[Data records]
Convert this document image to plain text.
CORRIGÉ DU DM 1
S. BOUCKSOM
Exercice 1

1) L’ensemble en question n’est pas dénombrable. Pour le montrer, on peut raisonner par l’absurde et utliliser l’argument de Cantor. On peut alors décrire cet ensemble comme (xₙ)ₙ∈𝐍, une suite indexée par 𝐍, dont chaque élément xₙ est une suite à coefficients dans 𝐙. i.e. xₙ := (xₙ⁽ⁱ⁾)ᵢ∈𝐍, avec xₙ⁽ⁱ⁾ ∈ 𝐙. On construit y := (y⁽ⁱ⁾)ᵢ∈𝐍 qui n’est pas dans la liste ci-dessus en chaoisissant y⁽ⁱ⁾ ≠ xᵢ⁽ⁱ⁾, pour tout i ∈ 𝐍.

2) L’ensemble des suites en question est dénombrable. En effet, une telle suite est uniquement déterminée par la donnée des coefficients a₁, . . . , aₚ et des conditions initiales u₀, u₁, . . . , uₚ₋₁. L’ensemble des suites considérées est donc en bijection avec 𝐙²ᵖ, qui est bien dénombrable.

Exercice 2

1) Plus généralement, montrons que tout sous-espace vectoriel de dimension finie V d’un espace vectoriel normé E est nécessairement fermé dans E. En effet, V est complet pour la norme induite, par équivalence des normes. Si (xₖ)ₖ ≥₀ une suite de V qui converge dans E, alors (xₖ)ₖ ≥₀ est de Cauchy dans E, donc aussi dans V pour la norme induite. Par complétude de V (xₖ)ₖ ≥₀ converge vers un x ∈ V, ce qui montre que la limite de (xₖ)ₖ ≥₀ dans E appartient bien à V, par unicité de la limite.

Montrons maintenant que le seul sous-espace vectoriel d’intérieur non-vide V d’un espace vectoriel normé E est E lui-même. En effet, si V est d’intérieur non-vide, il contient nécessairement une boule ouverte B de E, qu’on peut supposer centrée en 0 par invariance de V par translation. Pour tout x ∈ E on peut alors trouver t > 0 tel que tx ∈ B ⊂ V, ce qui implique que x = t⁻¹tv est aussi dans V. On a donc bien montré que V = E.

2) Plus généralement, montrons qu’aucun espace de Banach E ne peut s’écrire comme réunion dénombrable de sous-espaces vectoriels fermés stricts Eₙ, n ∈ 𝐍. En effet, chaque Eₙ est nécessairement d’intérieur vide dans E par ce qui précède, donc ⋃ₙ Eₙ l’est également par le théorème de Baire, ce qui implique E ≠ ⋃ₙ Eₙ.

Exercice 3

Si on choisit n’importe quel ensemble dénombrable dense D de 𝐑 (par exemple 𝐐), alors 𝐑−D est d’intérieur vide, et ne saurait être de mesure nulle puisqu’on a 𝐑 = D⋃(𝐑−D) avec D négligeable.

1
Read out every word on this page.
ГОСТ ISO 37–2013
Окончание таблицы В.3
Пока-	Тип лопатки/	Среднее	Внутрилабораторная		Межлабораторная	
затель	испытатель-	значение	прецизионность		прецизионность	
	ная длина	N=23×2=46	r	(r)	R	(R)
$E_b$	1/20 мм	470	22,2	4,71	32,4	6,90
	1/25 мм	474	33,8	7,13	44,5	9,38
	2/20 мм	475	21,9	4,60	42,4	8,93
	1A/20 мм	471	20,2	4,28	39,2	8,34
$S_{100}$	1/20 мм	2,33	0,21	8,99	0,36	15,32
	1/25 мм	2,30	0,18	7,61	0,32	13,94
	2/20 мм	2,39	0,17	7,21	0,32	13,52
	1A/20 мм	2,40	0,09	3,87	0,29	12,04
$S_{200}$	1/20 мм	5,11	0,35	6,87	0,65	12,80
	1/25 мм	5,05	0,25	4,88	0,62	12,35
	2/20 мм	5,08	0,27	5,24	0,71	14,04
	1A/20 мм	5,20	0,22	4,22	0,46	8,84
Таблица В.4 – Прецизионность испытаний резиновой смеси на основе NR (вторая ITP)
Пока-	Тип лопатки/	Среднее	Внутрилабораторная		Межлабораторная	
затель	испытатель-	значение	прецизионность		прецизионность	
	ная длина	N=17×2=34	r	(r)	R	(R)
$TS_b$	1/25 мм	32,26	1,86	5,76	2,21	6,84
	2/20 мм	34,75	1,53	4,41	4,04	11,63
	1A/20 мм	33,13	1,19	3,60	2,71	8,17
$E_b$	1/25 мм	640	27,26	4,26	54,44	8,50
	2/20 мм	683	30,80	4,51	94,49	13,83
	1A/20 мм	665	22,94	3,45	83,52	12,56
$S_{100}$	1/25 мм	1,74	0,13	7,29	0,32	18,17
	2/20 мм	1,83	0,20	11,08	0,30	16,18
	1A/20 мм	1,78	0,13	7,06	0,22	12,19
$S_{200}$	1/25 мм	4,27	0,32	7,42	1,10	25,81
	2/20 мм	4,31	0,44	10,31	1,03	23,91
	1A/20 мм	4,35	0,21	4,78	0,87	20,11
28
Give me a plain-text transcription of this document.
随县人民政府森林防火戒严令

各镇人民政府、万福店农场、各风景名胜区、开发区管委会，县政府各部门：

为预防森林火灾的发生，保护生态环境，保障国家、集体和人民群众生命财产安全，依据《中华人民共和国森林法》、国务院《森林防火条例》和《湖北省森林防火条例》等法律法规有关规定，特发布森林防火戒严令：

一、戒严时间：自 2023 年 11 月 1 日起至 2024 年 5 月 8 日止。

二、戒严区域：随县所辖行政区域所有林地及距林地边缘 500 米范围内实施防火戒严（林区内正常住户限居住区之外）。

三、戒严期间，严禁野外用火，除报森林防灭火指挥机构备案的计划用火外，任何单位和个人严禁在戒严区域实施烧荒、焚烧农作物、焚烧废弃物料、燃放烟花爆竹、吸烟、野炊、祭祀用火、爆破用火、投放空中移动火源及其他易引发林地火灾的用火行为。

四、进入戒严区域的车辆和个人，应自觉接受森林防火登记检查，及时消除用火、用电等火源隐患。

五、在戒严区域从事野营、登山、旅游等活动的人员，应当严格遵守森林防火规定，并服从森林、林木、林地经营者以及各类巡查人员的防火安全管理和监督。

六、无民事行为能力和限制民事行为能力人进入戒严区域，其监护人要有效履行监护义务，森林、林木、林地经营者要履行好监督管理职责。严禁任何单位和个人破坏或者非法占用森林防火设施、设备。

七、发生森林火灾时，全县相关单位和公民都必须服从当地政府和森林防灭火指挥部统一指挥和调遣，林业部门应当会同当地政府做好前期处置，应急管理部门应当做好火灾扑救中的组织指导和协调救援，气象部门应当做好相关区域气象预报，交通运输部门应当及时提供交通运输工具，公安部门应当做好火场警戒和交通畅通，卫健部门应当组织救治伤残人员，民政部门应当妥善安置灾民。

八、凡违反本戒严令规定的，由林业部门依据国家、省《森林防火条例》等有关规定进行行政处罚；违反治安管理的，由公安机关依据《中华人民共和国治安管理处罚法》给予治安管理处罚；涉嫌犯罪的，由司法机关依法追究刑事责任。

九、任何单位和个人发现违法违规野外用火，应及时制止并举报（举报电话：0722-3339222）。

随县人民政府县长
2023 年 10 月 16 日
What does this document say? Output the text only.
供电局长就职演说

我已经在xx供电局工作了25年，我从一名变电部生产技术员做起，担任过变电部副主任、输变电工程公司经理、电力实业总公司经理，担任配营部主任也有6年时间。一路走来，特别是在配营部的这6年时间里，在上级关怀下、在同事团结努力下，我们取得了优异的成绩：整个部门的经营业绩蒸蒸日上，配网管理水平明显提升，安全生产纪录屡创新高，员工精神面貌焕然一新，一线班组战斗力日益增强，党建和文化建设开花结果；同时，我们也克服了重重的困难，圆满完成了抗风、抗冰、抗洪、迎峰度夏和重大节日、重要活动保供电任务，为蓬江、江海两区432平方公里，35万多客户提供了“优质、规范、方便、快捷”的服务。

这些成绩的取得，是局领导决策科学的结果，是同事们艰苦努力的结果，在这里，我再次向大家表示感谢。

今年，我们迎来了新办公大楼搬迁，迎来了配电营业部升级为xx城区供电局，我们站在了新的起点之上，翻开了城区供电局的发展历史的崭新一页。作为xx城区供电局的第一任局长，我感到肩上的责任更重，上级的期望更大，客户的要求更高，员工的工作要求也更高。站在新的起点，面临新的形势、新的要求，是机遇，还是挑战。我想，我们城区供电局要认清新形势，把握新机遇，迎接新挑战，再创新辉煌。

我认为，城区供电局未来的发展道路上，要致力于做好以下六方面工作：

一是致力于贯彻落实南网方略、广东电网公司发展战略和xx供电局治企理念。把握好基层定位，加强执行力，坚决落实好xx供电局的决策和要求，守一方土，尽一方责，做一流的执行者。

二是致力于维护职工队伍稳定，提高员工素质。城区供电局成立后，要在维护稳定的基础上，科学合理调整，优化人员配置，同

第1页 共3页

Work to complete: Find how many lines of the material carry the string "question". Only the number should be in the answer.

Complete output: 2